#### [The request]
How many lines in the records below hold the string "title"? Please answer with the number and nothing more.

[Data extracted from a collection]
★ ★ ★ ★ ★

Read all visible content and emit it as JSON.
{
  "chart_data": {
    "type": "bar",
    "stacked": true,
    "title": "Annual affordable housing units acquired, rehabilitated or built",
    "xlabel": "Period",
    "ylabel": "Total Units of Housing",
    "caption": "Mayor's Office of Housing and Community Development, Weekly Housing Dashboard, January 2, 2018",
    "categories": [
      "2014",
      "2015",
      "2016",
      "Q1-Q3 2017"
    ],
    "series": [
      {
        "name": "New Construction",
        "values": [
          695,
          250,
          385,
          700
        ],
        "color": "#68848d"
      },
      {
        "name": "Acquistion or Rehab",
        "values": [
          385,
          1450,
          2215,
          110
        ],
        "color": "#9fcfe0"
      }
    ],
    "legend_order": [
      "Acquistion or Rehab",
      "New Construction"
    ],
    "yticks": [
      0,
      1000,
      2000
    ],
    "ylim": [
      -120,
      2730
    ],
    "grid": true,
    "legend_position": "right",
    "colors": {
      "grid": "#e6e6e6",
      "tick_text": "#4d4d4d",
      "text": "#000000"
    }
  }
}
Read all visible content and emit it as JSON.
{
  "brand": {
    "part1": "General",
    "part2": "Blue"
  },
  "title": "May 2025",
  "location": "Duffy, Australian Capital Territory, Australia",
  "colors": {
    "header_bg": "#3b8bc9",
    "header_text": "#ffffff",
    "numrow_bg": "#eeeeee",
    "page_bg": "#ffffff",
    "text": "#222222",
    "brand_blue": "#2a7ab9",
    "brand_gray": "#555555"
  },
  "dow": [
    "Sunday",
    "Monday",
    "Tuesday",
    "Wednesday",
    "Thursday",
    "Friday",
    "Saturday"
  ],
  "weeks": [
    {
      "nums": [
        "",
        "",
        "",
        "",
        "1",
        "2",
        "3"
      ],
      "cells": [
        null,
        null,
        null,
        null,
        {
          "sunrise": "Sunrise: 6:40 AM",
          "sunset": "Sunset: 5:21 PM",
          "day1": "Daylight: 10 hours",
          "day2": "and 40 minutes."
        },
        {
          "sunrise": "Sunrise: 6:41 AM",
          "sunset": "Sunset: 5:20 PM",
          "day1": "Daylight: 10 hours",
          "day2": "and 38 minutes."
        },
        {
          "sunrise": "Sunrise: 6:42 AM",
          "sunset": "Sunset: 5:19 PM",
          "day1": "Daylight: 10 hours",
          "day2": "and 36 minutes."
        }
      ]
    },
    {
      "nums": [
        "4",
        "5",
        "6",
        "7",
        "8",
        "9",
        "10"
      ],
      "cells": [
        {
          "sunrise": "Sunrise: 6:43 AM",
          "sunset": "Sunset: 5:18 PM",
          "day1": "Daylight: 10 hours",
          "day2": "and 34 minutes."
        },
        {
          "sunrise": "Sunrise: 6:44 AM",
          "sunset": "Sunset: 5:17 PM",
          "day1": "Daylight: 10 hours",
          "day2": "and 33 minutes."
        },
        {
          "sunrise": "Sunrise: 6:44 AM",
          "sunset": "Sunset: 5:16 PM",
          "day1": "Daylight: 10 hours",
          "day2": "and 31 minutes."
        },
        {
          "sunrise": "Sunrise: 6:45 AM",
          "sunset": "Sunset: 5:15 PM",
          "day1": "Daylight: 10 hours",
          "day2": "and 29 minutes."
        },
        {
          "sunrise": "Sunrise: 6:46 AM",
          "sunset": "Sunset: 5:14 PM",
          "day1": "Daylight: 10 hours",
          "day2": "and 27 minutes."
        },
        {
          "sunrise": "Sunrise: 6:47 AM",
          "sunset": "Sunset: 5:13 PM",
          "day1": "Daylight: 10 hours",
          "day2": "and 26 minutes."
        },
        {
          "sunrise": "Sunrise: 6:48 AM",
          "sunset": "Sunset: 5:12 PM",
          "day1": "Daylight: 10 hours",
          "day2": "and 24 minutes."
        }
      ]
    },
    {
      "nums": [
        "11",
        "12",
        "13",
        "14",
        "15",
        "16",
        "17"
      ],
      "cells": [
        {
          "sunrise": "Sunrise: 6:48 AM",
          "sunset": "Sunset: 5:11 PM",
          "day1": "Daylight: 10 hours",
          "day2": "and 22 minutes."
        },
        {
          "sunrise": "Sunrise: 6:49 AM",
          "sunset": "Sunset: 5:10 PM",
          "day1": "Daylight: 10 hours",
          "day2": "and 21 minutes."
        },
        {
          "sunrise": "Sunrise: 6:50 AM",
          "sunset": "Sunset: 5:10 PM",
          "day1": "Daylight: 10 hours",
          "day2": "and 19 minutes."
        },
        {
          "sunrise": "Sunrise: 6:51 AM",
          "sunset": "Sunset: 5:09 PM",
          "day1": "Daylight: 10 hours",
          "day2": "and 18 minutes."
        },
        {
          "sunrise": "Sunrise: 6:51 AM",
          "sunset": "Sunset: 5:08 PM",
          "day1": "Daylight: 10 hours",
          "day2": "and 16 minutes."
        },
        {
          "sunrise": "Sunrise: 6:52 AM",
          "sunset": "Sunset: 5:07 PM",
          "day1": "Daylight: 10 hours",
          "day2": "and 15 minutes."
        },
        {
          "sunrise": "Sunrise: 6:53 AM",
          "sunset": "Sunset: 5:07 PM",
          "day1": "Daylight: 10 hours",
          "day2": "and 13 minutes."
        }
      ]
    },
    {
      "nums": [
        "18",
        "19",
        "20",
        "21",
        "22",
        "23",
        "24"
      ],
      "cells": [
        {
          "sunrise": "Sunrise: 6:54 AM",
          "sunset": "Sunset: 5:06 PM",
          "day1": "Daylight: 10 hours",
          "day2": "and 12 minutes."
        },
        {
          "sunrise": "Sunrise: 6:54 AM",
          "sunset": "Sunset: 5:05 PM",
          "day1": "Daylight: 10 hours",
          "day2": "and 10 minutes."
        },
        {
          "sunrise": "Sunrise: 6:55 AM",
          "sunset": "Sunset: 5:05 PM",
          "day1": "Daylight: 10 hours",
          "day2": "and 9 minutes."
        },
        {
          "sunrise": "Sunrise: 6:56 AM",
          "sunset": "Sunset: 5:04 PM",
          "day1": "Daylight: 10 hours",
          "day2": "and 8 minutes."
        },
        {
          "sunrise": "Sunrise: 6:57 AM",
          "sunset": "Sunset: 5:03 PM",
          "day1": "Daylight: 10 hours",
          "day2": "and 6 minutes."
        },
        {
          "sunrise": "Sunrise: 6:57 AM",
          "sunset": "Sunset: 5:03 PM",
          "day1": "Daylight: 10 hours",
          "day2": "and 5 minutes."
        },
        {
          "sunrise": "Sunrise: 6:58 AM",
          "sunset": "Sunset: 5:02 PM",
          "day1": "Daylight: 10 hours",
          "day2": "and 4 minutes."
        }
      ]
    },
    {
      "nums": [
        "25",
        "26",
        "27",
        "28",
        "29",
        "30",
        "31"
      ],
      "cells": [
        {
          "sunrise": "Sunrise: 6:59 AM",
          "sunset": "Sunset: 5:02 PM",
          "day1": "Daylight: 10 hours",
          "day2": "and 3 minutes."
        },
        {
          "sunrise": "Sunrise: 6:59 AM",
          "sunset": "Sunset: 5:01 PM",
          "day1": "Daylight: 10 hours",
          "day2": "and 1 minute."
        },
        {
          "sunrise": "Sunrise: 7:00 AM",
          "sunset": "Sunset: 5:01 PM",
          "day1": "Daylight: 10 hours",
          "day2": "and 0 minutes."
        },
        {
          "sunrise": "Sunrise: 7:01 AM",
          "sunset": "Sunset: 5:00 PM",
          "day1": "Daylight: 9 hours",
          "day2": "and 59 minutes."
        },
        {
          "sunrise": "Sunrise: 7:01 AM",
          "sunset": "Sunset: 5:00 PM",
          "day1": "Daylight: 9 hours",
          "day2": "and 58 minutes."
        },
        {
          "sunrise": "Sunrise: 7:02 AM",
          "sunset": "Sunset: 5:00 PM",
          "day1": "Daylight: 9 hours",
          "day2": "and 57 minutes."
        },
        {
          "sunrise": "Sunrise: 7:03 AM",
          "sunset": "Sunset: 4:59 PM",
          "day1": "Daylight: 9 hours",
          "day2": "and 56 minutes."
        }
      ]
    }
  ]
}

★ ★ ★ ★ ★

#### [Output below]
2